Objective: Search the listing below for the word "particular" and copy each line that holds it.

━━━

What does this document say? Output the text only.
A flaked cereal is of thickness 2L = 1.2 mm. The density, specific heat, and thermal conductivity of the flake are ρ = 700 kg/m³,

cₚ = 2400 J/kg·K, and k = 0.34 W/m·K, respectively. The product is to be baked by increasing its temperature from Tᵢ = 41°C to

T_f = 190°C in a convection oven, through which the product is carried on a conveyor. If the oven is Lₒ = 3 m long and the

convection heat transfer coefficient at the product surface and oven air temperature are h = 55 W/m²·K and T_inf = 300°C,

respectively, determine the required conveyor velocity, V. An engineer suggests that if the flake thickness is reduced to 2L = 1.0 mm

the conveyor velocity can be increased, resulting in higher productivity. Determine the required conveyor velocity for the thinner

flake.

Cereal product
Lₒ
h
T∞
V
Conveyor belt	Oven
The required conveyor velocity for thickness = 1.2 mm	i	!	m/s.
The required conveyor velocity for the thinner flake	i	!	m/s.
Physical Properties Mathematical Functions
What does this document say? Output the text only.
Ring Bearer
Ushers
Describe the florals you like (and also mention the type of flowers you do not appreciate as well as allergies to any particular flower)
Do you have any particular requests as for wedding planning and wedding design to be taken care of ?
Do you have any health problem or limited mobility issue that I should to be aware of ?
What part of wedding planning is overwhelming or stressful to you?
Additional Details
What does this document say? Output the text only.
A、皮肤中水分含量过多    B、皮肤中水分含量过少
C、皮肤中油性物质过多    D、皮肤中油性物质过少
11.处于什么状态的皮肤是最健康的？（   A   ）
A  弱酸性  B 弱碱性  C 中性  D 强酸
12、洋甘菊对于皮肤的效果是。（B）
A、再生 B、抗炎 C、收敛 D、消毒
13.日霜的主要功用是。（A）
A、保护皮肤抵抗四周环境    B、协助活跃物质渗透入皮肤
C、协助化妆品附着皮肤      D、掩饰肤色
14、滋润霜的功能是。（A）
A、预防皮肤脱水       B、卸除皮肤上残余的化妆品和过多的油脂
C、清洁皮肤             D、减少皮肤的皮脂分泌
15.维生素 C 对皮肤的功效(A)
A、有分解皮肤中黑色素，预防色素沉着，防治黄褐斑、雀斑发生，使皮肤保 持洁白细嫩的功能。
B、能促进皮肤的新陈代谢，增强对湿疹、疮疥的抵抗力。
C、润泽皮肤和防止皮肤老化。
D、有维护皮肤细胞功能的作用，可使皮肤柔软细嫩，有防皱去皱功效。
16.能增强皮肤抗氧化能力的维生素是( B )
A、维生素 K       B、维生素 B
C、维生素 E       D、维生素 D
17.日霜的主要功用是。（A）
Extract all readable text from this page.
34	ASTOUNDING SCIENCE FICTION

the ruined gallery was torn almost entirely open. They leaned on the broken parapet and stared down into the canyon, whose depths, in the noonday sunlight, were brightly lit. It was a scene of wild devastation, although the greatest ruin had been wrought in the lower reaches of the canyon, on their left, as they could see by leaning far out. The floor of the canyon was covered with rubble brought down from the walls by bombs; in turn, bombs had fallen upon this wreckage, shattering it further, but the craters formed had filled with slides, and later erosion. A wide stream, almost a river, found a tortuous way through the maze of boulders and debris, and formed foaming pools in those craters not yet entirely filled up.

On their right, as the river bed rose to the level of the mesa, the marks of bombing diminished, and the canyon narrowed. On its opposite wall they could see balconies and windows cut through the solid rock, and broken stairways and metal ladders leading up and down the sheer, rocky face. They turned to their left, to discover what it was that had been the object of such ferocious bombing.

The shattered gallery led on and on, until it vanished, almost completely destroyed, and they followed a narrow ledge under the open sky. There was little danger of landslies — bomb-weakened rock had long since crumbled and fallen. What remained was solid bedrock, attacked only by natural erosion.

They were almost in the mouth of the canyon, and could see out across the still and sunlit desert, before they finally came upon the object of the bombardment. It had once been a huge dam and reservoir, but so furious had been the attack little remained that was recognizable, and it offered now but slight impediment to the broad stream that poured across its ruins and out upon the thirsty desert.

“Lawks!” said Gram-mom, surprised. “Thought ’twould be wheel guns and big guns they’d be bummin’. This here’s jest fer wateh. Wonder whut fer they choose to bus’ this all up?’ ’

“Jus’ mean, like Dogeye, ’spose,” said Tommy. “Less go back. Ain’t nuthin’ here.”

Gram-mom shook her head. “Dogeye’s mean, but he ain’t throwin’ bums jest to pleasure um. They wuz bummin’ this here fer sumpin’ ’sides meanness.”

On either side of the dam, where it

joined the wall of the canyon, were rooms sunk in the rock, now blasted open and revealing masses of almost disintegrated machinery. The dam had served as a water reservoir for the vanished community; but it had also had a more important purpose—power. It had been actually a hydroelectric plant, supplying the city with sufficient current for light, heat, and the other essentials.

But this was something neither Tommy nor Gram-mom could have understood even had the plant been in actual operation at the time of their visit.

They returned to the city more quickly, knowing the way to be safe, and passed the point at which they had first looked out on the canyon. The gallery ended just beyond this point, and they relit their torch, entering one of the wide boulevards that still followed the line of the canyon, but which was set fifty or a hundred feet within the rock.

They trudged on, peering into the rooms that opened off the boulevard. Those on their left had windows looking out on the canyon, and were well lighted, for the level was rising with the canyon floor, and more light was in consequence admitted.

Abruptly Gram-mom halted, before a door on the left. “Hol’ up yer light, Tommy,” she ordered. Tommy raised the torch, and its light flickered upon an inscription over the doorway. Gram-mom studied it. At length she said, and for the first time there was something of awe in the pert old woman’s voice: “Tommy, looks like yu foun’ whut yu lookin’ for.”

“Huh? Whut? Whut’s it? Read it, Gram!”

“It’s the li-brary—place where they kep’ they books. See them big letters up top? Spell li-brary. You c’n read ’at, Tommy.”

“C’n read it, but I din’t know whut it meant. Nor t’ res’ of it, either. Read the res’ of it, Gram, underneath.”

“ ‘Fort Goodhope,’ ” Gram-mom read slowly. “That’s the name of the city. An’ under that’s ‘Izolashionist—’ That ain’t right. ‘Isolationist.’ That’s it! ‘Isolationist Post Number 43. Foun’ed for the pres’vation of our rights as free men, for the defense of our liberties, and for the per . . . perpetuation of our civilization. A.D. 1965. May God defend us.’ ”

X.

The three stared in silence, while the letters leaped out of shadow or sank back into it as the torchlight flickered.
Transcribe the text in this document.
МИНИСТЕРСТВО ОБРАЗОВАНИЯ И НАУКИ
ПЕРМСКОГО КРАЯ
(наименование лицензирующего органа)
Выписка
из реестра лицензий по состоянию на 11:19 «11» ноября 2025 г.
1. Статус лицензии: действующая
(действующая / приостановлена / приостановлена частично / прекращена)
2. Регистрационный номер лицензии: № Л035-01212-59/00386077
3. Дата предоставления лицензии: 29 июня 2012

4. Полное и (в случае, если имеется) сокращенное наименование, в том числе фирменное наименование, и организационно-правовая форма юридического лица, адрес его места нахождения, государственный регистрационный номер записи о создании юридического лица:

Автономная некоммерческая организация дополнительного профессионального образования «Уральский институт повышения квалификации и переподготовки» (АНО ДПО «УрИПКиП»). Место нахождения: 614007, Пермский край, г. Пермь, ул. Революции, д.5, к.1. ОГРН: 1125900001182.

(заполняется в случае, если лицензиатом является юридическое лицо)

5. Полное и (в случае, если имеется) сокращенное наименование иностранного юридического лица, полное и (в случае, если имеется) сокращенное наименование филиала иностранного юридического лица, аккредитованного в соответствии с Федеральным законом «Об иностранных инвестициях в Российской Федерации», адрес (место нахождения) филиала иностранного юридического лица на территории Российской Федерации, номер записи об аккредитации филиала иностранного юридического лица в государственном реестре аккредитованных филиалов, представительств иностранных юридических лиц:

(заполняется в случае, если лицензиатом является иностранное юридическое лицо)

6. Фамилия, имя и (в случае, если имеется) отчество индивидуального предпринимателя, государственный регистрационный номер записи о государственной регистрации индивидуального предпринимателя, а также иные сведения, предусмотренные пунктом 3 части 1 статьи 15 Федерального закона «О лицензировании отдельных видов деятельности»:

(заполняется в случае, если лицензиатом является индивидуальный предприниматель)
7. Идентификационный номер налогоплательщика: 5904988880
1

━━━

Reply to the exercise:
Describe the florals you like (and also mention the type of flowers you do not appreciate as well as allergies to any particular flower)
Do you have any particular requests as for wedding planning and wedding design to be taken care of ?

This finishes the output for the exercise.